» ASSIGNMENT: Without any images, output the records below verbatim.

(Page transcription entries)

+++

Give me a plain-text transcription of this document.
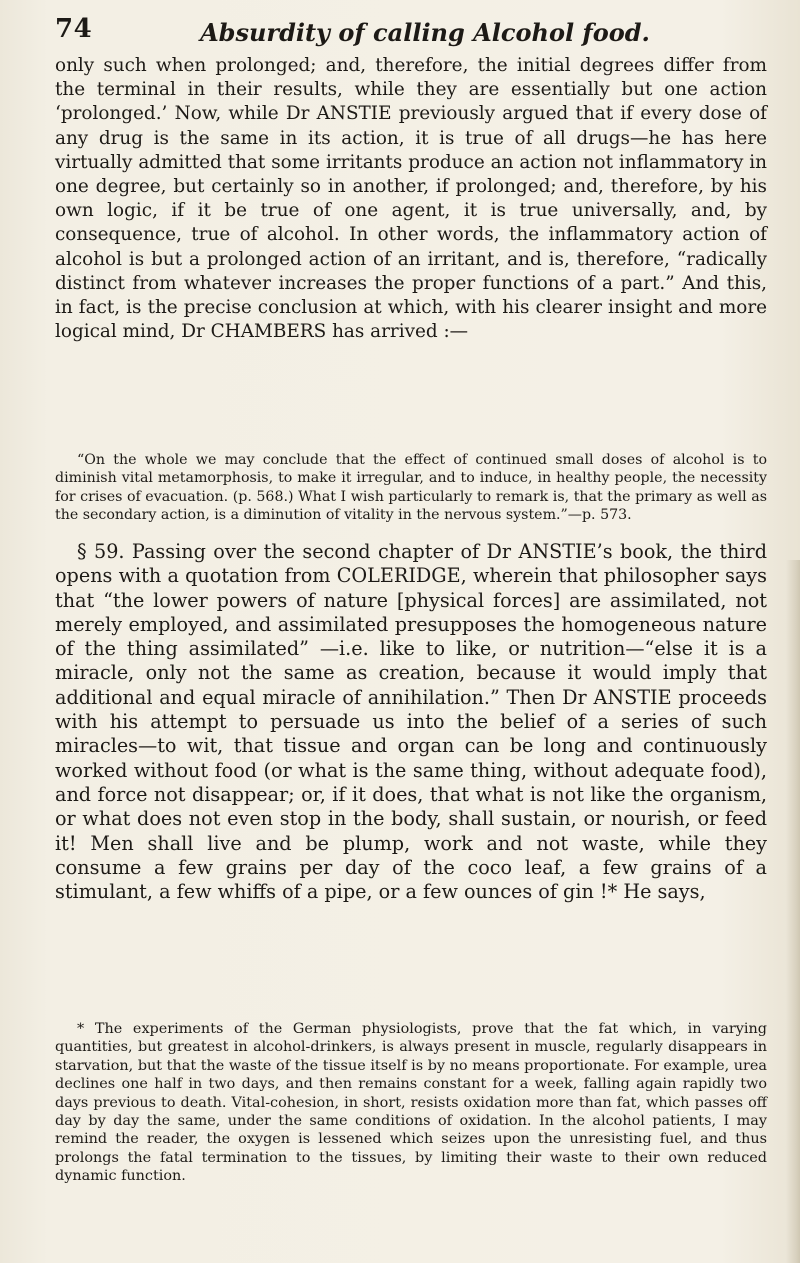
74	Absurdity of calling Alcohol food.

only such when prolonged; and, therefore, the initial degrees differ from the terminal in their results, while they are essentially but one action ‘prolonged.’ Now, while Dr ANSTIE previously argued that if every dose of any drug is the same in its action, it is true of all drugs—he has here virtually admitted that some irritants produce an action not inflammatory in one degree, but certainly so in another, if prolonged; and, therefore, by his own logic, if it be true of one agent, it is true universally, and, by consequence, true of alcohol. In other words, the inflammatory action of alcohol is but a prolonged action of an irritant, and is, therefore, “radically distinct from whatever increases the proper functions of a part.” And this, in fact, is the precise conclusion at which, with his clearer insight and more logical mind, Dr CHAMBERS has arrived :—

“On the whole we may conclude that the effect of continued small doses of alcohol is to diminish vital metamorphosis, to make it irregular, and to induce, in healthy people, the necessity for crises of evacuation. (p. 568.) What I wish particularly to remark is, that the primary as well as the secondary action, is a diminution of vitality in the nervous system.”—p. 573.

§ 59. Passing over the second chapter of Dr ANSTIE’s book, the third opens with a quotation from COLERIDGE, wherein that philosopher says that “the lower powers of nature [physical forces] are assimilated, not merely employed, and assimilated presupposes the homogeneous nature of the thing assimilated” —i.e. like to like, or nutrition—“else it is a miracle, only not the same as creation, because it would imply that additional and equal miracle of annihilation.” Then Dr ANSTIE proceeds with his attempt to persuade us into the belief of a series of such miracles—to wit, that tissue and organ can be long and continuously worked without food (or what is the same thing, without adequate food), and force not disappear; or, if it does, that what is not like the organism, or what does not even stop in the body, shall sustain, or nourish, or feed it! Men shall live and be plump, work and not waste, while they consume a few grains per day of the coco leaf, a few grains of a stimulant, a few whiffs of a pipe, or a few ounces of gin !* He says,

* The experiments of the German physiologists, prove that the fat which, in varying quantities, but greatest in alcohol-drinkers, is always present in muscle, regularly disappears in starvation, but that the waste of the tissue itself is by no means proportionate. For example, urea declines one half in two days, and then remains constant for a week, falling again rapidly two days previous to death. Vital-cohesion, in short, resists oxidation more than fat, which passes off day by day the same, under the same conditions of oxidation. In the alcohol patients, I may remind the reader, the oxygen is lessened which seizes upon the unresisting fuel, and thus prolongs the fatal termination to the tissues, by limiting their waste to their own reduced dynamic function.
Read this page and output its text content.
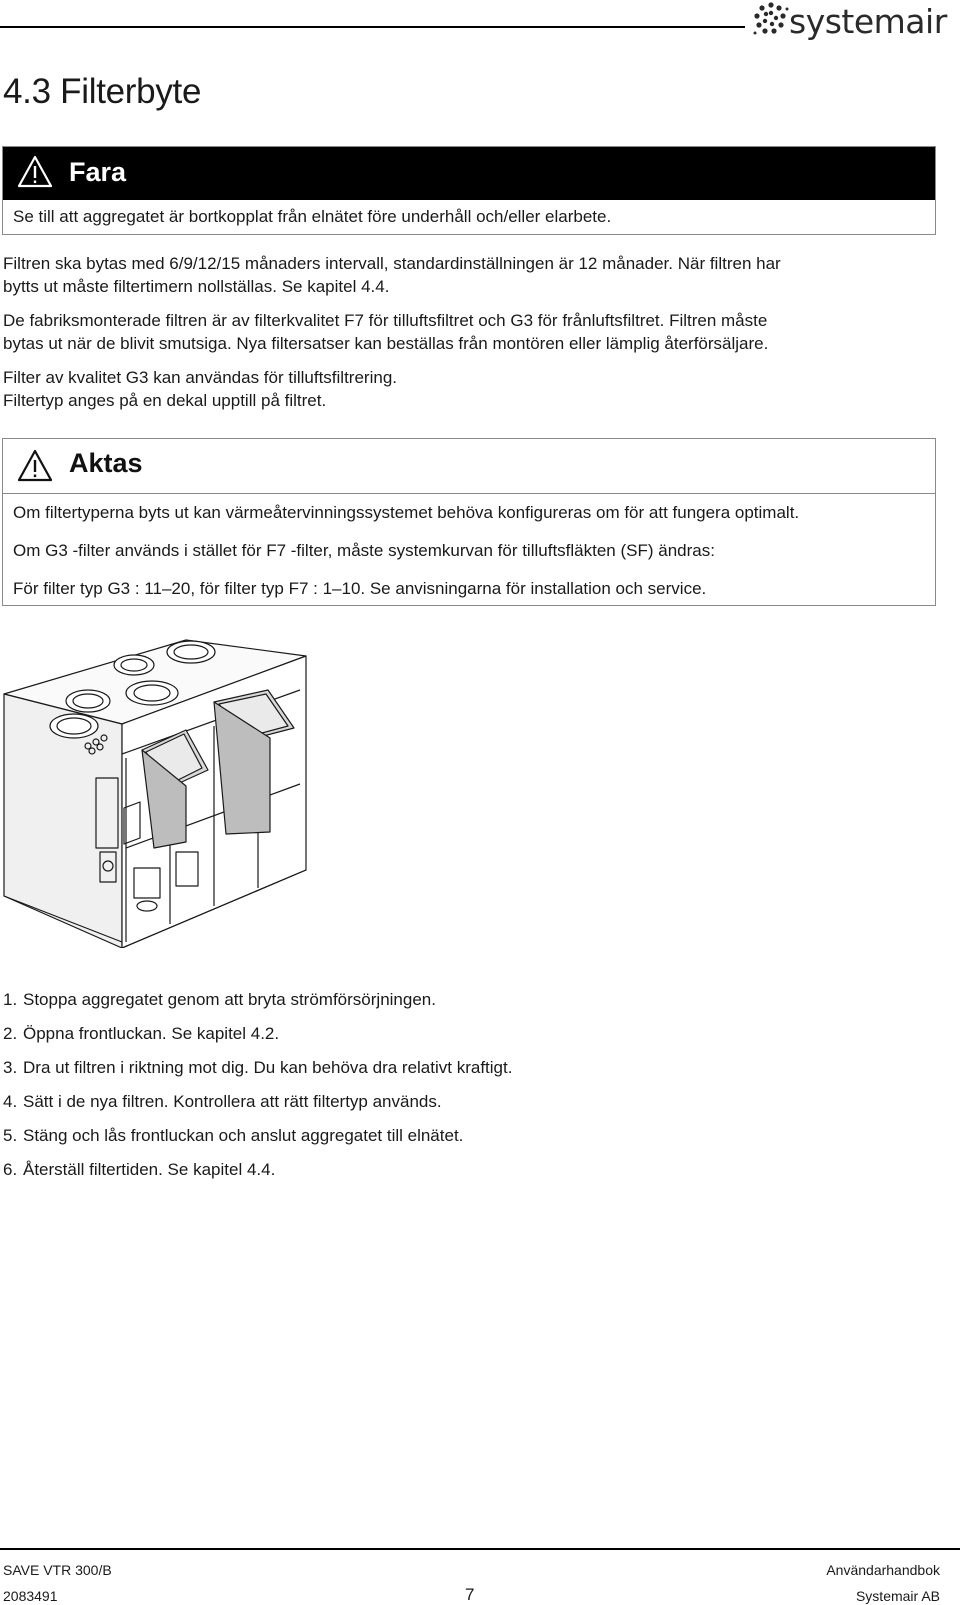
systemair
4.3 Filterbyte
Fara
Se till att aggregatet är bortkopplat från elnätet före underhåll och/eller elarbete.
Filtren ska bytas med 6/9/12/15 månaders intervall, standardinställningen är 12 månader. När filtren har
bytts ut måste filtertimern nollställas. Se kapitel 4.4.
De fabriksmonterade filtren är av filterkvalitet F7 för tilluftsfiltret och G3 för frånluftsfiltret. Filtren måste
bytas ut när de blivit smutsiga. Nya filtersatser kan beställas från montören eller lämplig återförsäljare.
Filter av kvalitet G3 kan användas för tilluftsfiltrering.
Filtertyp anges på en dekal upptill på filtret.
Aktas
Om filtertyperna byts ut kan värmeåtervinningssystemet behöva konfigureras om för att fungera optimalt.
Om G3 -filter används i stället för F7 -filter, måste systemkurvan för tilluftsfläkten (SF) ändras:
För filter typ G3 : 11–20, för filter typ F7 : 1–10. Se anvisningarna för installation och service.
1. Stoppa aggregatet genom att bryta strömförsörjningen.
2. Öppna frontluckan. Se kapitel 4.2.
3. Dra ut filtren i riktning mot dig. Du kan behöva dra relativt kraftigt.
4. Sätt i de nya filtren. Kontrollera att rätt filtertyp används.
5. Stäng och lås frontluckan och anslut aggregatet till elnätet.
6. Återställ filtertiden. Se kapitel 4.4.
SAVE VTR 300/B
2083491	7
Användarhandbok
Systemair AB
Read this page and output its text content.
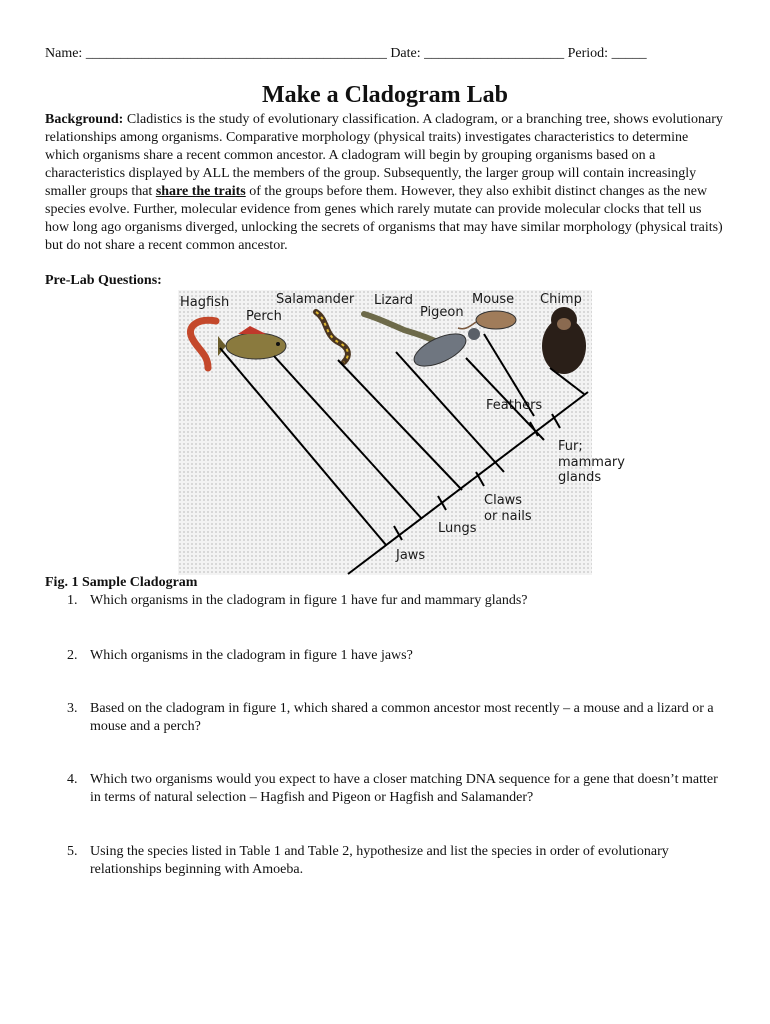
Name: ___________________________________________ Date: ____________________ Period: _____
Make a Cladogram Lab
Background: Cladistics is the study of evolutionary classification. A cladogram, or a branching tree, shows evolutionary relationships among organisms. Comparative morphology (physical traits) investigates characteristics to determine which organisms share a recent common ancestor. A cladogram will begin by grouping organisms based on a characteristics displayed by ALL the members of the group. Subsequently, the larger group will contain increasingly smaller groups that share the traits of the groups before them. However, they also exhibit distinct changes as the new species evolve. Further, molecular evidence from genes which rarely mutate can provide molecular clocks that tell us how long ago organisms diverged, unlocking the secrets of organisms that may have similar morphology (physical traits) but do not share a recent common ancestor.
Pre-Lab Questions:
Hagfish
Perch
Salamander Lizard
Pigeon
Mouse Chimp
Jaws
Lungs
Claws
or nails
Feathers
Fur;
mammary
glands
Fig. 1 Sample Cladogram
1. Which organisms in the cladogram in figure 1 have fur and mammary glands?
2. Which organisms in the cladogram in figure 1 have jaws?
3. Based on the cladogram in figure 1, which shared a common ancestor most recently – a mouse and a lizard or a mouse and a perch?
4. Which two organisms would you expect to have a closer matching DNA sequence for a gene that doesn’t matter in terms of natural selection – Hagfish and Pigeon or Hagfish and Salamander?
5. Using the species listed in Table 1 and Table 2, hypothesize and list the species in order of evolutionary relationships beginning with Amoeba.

+++

» ANSWER TO THE PROBLEM:
Give me a plain-text transcription of this document.
74	Absurdity of calling Alcohol food.

only such when prolonged; and, therefore, the initial degrees differ from the terminal in their results, while they are essentially but one action ‘prolonged.’ Now, while Dr ANSTIE previously argued that if every dose of any drug is the same in its action, it is true of all drugs—he has here virtually admitted that some irritants produce an action not inflammatory in one degree, but certainly so in another, if prolonged; and, therefore, by his own logic, if it be true of one agent, it is true universally, and, by consequence, true of alcohol. In other words, the inflammatory action of alcohol is but a prolonged action of an irritant, and is, therefore, “radically distinct from whatever increases the proper functions of a part.” And this, in fact, is the precise conclusion at which, with his clearer insight and more logical mind, Dr CHAMBERS has arrived :—

“On the whole we may conclude that the effect of continued small doses of alcohol is to diminish vital metamorphosis, to make it irregular, and to induce, in healthy people, the necessity for crises of evacuation. (p. 568.) What I wish particularly to remark is, that the primary as well as the secondary action, is a diminution of vitality in the nervous system.”—p. 573.

§ 59. Passing over the second chapter of Dr ANSTIE’s book, the third opens with a quotation from COLERIDGE, wherein that philosopher says that “the lower powers of nature [physical forces] are assimilated, not merely employed, and assimilated presupposes the homogeneous nature of the thing assimilated” —i.e. like to like, or nutrition—“else it is a miracle, only not the same as creation, because it would imply that additional and equal miracle of annihilation.” Then Dr ANSTIE proceeds with his attempt to persuade us into the belief of a series of such miracles—to wit, that tissue and organ can be long and continuously worked without food (or what is the same thing, without adequate food), and force not disappear; or, if it does, that what is not like the organism, or what does not even stop in the body, shall sustain, or nourish, or feed it! Men shall live and be plump, work and not waste, while they consume a few grains per day of the coco leaf, a few grains of a stimulant, a few whiffs of a pipe, or a few ounces of gin !* He says,

* The experiments of the German physiologists, prove that the fat which, in varying quantities, but greatest in alcohol-drinkers, is always present in muscle, regularly disappears in starvation, but that the waste of the tissue itself is by no means proportionate. For example, urea declines one half in two days, and then remains constant for a week, falling again rapidly two days previous to death. Vital-cohesion, in short, resists oxidation more than fat, which passes off day by day the same, under the same conditions of oxidation. In the alcohol patients, I may remind the reader, the oxygen is lessened which seizes upon the unresisting fuel, and thus prolongs the fatal termination to the tissues, by limiting their waste to their own reduced dynamic function.
Read this page and output its text content.
systemair
4.3 Filterbyte
Fara
Se till att aggregatet är bortkopplat från elnätet före underhåll och/eller elarbete.
Filtren ska bytas med 6/9/12/15 månaders intervall, standardinställningen är 12 månader. När filtren har
bytts ut måste filtertimern nollställas. Se kapitel 4.4.
De fabriksmonterade filtren är av filterkvalitet F7 för tilluftsfiltret och G3 för frånluftsfiltret. Filtren måste
bytas ut när de blivit smutsiga. Nya filtersatser kan beställas från montören eller lämplig återförsäljare.
Filter av kvalitet G3 kan användas för tilluftsfiltrering.
Filtertyp anges på en dekal upptill på filtret.
Aktas
Om filtertyperna byts ut kan värmeåtervinningssystemet behöva konfigureras om för att fungera optimalt.
Om G3 -filter används i stället för F7 -filter, måste systemkurvan för tilluftsfläkten (SF) ändras:
För filter typ G3 : 11–20, för filter typ F7 : 1–10. Se anvisningarna för installation och service.
1. Stoppa aggregatet genom att bryta strömförsörjningen.
2. Öppna frontluckan. Se kapitel 4.2.
3. Dra ut filtren i riktning mot dig. Du kan behöva dra relativt kraftigt.
4. Sätt i de nya filtren. Kontrollera att rätt filtertyp används.
5. Stäng och lås frontluckan och anslut aggregatet till elnätet.
6. Återställ filtertiden. Se kapitel 4.4.
SAVE VTR 300/B
2083491	7
Användarhandbok
Systemair AB
Read this page and output its text content.
Name: ___________________________________________ Date: ____________________ Period: _____
Make a Cladogram Lab
Background: Cladistics is the study of evolutionary classification. A cladogram, or a branching tree, shows evolutionary relationships among organisms. Comparative morphology (physical traits) investigates characteristics to determine which organisms share a recent common ancestor. A cladogram will begin by grouping organisms based on a characteristics displayed by ALL the members of the group. Subsequently, the larger group will contain increasingly smaller groups that share the traits of the groups before them. However, they also exhibit distinct changes as the new species evolve. Further, molecular evidence from genes which rarely mutate can provide molecular clocks that tell us how long ago organisms diverged, unlocking the secrets of organisms that may have similar morphology (physical traits) but do not share a recent common ancestor.
Pre-Lab Questions:
Hagfish
Perch
Salamander Lizard
Pigeon
Mouse Chimp
Jaws
Lungs
Claws
or nails
Feathers
Fur;
mammary
glands
Fig. 1 Sample Cladogram
1. Which organisms in the cladogram in figure 1 have fur and mammary glands?
2. Which organisms in the cladogram in figure 1 have jaws?
3. Based on the cladogram in figure 1, which shared a common ancestor most recently – a mouse and a lizard or a mouse and a perch?
4. Which two organisms would you expect to have a closer matching DNA sequence for a gene that doesn’t matter in terms of natural selection – Hagfish and Pigeon or Hagfish and Salamander?
5. Using the species listed in Table 1 and Table 2, hypothesize and list the species in order of evolutionary relationships beginning with Amoeba.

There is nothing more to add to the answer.